begin Extracted entries

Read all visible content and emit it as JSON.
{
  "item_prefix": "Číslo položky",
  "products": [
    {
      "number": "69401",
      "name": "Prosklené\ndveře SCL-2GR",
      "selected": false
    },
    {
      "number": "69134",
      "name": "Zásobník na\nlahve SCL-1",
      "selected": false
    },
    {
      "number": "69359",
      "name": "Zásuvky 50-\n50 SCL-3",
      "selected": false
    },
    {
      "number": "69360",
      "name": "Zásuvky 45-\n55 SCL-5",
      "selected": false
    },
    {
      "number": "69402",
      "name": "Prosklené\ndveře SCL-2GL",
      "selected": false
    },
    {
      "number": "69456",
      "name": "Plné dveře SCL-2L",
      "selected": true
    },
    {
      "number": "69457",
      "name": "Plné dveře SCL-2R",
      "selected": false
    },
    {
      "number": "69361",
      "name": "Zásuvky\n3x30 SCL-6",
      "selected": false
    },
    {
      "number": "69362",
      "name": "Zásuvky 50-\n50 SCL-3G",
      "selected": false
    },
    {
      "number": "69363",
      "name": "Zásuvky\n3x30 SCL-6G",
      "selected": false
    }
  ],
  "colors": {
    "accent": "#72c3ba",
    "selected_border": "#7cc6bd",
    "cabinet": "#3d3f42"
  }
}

end Extracted entries

What to work on: Copy out all of the records shown above exactly.

Full solution:
Read all visible content and emit it as JSON.
{
  "item_prefix": "Číslo položky",
  "products": [
    {
      "number": "69401",
      "name": "Prosklené\ndveře SCL-2GR",
      "selected": false
    },
    {
      "number": "69134",
      "name": "Zásobník na\nlahve SCL-1",
      "selected": false
    },
    {
      "number": "69359",
      "name": "Zásuvky 50-\n50 SCL-3",
      "selected": false
    },
    {
      "number": "69360",
      "name": "Zásuvky 45-\n55 SCL-5",
      "selected": false
    },
    {
      "number": "69402",
      "name": "Prosklené\ndveře SCL-2GL",
      "selected": false
    },
    {
      "number": "69456",
      "name": "Plné dveře SCL-2L",
      "selected": true
    },
    {
      "number": "69457",
      "name": "Plné dveře SCL-2R",
      "selected": false
    },
    {
      "number": "69361",
      "name": "Zásuvky\n3x30 SCL-6",
      "selected": false
    },
    {
      "number": "69362",
      "name": "Zásuvky 50-\n50 SCL-3G",
      "selected": false
    },
    {
      "number": "69363",
      "name": "Zásuvky\n3x30 SCL-6G",
      "selected": false
    }
  ],
  "colors": {
    "accent": "#72c3ba",
    "selected_border": "#7cc6bd",
    "cabinet": "#3d3f42"
  }
}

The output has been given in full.